→ SELECTED EXCERPT:

Jaswant Singh must be thanked for opening a Pandora’s box of debates, which was long due. Every commentator worth his words has come up with his own take on the issue. But there is a unanimous opinion that too much has been made of what was an attempt to look at history through objective lens. It’s not just the question of a party banning the book. The party can no doubt disassociate itself from the book. But it has no right on earth to impose its lopsided thinking on the nation by telling us what to read and what not to read. We shout about freedom of expression from the rooftops. But whether the India of today is giving complete freedom to an artist is a question worth pondering over . A beautiful work like Jodha Akbar was banned in Rajasthan as it seemed to hurt the Rajput pride. Taslima Nasreen was hounded out of India in the middle of night for the CPM to build its image prior to the elections. WE were the first country in the world to ban the Satanic Verses, even before Ayotollah Khomeni let out a tsunami of anger against the writer. When a historian like James Laine came out with a scholarly work on Shivaji, self-appointed goons of ‘Mahratta pride’ vandalised research centres/libraries and tore down rare manuscripts. We seek a ban on books and movies even before having a look at it. The worst part is that none of the officials in the Gujarat government have read the 700-page tome which they felt ‘denigrated the Sardar, was against the tranquility of the state and national interest and mislead the public’. How else can the offcial statements of a state government be used more carelessly? The ostensible reason is that the BJP has fared poorly in the Junagadh polls and this is nothing but a desperate attempt to bank on regional pride, by both the Congress and the BJP. The Congress too supports the ban as no one wants to lose a chance to thump one’s chest with pride.
We have been modelled to create pigeon-holed caricatures out of history. History has also been cast on the same mould as the epics, where we fail to see the shades of grey. We are very easily prone to hero-worship.Strange as it may sound today, we are a nation where multiple interpretations of Ram and Ravan were popular simultaneously. But of-late, we have even lost the ability to see the failings of the characters of history, who have been made out to be heros without failings today.

→ MATERIAL SUPPLIED:

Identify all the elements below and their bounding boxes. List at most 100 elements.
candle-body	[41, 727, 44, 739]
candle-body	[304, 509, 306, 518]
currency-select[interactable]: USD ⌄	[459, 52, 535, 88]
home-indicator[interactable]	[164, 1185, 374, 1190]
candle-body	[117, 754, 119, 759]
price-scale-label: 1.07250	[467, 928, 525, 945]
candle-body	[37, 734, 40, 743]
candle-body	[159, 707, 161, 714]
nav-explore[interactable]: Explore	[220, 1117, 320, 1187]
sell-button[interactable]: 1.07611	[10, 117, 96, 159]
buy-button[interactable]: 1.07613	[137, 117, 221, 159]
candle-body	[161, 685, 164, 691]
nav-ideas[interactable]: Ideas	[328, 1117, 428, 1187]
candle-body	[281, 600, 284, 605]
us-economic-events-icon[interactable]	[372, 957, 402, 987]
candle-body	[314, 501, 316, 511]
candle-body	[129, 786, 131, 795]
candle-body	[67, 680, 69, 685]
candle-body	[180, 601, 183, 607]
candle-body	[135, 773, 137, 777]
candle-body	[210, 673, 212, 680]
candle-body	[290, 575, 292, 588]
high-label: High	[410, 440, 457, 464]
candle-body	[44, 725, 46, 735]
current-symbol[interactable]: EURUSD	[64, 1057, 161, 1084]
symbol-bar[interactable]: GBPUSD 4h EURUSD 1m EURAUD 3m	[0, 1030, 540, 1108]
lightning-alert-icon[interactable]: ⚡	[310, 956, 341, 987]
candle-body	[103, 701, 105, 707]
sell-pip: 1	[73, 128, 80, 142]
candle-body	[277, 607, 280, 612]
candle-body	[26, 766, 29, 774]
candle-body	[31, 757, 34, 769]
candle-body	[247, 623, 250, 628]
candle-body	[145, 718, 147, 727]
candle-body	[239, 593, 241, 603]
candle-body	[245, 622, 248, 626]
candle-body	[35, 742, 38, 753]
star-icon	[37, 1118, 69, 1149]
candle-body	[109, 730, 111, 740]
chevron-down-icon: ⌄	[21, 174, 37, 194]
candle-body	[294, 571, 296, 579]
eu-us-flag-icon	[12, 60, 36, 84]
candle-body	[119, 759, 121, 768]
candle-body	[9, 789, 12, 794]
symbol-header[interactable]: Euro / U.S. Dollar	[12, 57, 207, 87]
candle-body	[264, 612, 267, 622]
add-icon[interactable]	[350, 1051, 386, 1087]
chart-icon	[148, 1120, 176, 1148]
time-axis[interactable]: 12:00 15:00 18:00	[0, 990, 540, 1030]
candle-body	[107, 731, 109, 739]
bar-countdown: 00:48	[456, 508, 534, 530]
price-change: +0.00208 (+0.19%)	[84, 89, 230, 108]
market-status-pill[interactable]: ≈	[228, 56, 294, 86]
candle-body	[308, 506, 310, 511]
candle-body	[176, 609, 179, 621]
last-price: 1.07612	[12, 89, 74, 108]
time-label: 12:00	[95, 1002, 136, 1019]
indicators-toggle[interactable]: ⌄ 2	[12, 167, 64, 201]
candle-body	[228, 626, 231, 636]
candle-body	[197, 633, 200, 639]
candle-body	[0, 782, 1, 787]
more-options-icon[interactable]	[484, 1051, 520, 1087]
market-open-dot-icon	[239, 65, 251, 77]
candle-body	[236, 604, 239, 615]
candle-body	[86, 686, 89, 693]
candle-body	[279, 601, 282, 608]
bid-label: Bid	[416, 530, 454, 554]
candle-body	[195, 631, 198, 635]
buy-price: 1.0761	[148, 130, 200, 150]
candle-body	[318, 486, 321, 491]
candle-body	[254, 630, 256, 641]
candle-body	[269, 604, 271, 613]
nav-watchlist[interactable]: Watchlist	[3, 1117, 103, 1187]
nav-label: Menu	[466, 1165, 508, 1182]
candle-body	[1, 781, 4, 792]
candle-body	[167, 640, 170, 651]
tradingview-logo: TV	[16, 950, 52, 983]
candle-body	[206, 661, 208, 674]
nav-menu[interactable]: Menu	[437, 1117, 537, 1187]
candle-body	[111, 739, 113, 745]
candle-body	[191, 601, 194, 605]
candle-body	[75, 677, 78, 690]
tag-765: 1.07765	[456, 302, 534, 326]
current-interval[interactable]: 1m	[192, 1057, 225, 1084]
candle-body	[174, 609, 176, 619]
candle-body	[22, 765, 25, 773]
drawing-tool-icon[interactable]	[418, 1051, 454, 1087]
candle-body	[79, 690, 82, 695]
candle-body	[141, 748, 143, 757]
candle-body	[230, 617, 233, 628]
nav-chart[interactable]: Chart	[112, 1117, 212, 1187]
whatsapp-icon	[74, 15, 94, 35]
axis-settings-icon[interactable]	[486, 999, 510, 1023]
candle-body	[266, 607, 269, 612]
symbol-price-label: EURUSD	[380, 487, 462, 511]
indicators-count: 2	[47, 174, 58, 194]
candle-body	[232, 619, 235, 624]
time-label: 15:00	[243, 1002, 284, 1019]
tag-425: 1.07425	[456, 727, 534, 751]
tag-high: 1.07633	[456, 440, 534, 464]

→ EXERCISE REQUIREMENTS:
1. In the commentary on book bans, where was Jodha Akbar banned?
2. Please copy the listing from its first line through the line that contains "117, 96, 159]", with both ends included.

→ ANSWERS TO THE EXERCISES:
1. In Rajasthan.

2.
Identify all the elements below and their bounding boxes. List at most 100 elements.
candle-body	[41, 727, 44, 739]
candle-body	[304, 509, 306, 518]
currency-select[interactable]: USD ⌄	[459, 52, 535, 88]
home-indicator[interactable]	[164, 1185, 374, 1190]
candle-body	[117, 754, 119, 759]
price-scale-label: 1.07250	[467, 928, 525, 945]
candle-body	[37, 734, 40, 743]
candle-body	[159, 707, 161, 714]
nav-explore[interactable]: Explore	[220, 1117, 320, 1187]
sell-button[interactable]: 1.07611	[10, 117, 96, 159]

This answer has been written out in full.